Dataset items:
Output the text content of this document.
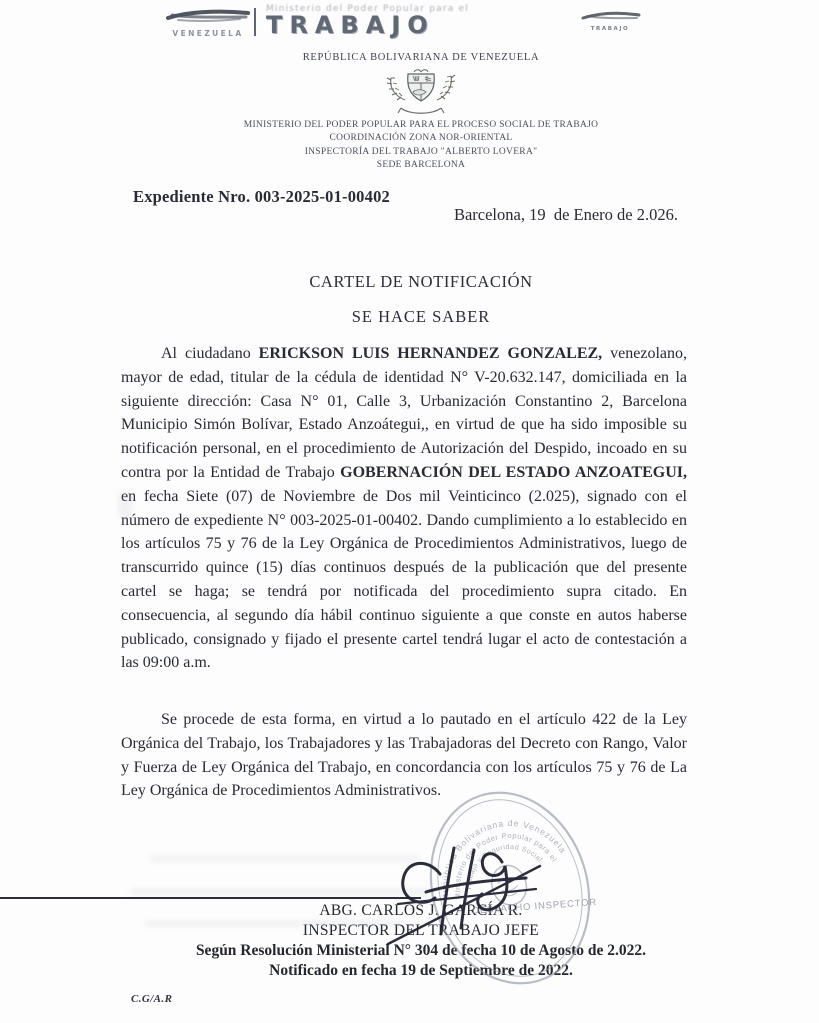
VENEZUELA
Ministerio del Poder Popular para el
TRABAJO	TRABAJO
REPÚBLICA BOLIVARIANA DE VENEZUELA
MINISTERIO DEL PODER POPULAR PARA EL PROCESO SOCIAL DE TRABAJO
COORDINACIÓN ZONA NOR-ORIENTAL
INSPECTORÍA DEL TRABAJO "ALBERTO LOVERA"
SEDE BARCELONA
CARTEL DE NOTIFICACIÓN
SE HACE SABER
ABG. CARLOS J. GARCÍA R.
INSPECTOR DEL TRABAJO JEFE
Según Resolución Ministerial N° 304 de fecha 10 de Agosto de 2.022.
Notificado en fecha 19 de Septiembre de 2022.
Expediente Nro. 003-2025-01-00402
Barcelona, 19  de Enero de 2.026.
Al ciudadano ERICKSON LUIS HERNANDEZ GONZALEZ, venezolano, mayor de edad, titular de la cédula de identidad N° V-20.632.147, domiciliada en la siguiente dirección: Casa N° 01, Calle 3, Urbanización Constantino 2, Barcelona Municipio Simón Bolívar, Estado Anzoátegui,, en virtud de que ha sido imposible su notificación personal, en el procedimiento de Autorización del Despido, incoado en su contra por la Entidad de Trabajo GOBERNACIÓN DEL ESTADO ANZOATEGUI, en fecha Siete (07) de Noviembre de Dos mil Veinticinco (2.025), signado con el número de expediente N° 003-2025-01-00402. Dando cumplimiento a lo establecido en los artículos 75 y 76 de la Ley Orgánica de Procedimientos Administrativos, luego de transcurrido quince (15) días continuos después de la publicación que del presente cartel se haga; se tendrá por notificada del procedimiento supra citado. En consecuencia, al segundo día hábil continuo siguiente a que conste en autos haberse publicado, consignado y fijado el presente cartel tendrá lugar el acto de contestación a las 09:00 a.m.
Se procede de esta forma, en virtud a lo pautado en el artículo 422 de la Ley Orgánica del Trabajo, los Trabajadores y las Trabajadoras del Decreto con Rango, Valor y Fuerza de Ley Orgánica del Trabajo, en concordancia con los artículos 75 y 76 de La Ley Orgánica de Procedimientos Administrativos.
C.G/A.R
República Bolivariana de Venezuela
Ministerio del Poder Popular para el
Trabajo y Seguridad Social
DESPACHO INSPECTOR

WRITTEN INSTRUCTION
Filter out all lines lacking the word "Procedimientos" and copy the rest.

EXERCISE RESPONSE
Al ciudadano ERICKSON LUIS HERNANDEZ GONZALEZ, venezolano, mayor de edad, titular de la cédula de identidad N° V-20.632.147, domiciliada en la siguiente dirección: Casa N° 01, Calle 3, Urbanización Constantino 2, Barcelona Municipio Simón Bolívar, Estado Anzoátegui,, en virtud de que ha sido imposible su notificación personal, en el procedimiento de Autorización del Despido, incoado en su contra por la Entidad de Trabajo GOBERNACIÓN DEL ESTADO ANZOATEGUI, en fecha Siete (07) de Noviembre de Dos mil Veinticinco (2.025), signado con el número de expediente N° 003-2025-01-00402. Dando cumplimiento a lo establecido en los artículos 75 y 76 de la Ley Orgánica de Procedimientos Administrativos, luego de transcurrido quince (15) días continuos después de la publicación que del presente cartel se haga; se tendrá por notificada del procedimiento supra citado. En consecuencia, al segundo día hábil continuo siguiente a que conste en autos haberse publicado, consignado y fijado el presente cartel tendrá lugar el acto de contestación a las 09:00 a.m.
Se procede de esta forma, en virtud a lo pautado en el artículo 422 de la Ley Orgánica del Trabajo, los Trabajadores y las Trabajadoras del Decreto con Rango, Valor y Fuerza de Ley Orgánica del Trabajo, en concordancia con los artículos 75 y 76 de La Ley Orgánica de Procedimientos Administrativos.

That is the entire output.